__Given problem__:
Output the records exactly. Include every line.

__Stored records__:
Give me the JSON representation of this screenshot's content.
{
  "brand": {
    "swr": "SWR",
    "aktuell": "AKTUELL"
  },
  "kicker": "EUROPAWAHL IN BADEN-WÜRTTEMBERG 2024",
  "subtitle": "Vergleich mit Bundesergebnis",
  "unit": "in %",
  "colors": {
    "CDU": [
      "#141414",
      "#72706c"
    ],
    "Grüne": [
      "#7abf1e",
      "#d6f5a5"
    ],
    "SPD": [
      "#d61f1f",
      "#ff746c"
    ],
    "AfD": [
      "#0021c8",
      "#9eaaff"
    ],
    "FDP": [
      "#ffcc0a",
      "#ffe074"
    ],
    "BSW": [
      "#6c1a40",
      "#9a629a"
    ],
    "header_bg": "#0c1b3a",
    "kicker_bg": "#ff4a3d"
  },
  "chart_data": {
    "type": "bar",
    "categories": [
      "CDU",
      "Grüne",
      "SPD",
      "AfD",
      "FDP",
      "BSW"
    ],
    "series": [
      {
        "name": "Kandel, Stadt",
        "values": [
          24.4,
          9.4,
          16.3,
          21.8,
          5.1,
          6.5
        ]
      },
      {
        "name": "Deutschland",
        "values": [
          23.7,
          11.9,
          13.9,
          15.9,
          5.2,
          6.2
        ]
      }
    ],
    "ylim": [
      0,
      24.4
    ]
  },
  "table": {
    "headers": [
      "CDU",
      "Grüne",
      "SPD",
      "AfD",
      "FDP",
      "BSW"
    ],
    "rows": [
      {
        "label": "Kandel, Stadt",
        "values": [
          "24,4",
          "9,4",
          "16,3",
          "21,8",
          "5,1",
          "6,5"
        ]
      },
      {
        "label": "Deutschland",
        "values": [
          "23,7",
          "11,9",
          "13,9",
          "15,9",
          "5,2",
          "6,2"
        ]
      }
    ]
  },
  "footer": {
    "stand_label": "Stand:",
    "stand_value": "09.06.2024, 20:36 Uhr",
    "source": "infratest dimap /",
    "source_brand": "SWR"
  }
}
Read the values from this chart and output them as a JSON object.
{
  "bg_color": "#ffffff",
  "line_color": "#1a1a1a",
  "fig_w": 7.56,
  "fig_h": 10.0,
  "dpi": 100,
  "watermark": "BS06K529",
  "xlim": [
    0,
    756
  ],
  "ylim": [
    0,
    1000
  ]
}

__Answer to the exercise__:
Give me the JSON representation of this screenshot's content.
{
  "brand": {
    "swr": "SWR",
    "aktuell": "AKTUELL"
  },
  "kicker": "EUROPAWAHL IN BADEN-WÜRTTEMBERG 2024",
  "subtitle": "Vergleich mit Bundesergebnis",
  "unit": "in %",
  "colors": {
    "CDU": [
      "#141414",
      "#72706c"
    ],
    "Grüne": [
      "#7abf1e",
      "#d6f5a5"
    ],
    "SPD": [
      "#d61f1f",
      "#ff746c"
    ],
    "AfD": [
      "#0021c8",
      "#9eaaff"
    ],
    "FDP": [
      "#ffcc0a",
      "#ffe074"
    ],
    "BSW": [
      "#6c1a40",
      "#9a629a"
    ],
    "header_bg": "#0c1b3a",
    "kicker_bg": "#ff4a3d"
  },
  "chart_data": {
    "type": "bar",
    "categories": [
      "CDU",
      "Grüne",
      "SPD",
      "AfD",
      "FDP",
      "BSW"
    ],
    "series": [
      {
        "name": "Kandel, Stadt",
        "values": [
          24.4,
          9.4,
          16.3,
          21.8,
          5.1,
          6.5
        ]
      },
      {
        "name": "Deutschland",
        "values": [
          23.7,
          11.9,
          13.9,
          15.9,
          5.2,
          6.2
        ]
      }
    ],
    "ylim": [
      0,
      24.4
    ]
  },
  "table": {
    "headers": [
      "CDU",
      "Grüne",
      "SPD",
      "AfD",
      "FDP",
      "BSW"
    ],
    "rows": [
      {
        "label": "Kandel, Stadt",
        "values": [
          "24,4",
          "9,4",
          "16,3",
          "21,8",
          "5,1",
          "6,5"
        ]
      },
      {
        "label": "Deutschland",
        "values": [
          "23,7",
          "11,9",
          "13,9",
          "15,9",
          "5,2",
          "6,2"
        ]
      }
    ]
  },
  "footer": {
    "stand_label": "Stand:",
    "stand_value": "09.06.2024, 20:36 Uhr",
    "source": "infratest dimap /",
    "source_brand": "SWR"
  }
}
Read the values from this chart and output them as a JSON object.
{
  "bg_color": "#ffffff",
  "line_color": "#1a1a1a",
  "fig_w": 7.56,
  "fig_h": 10.0,
  "dpi": 100,
  "watermark": "BS06K529",
  "xlim": [
    0,
    756
  ],
  "ylim": [
    0,
    1000
  ]
}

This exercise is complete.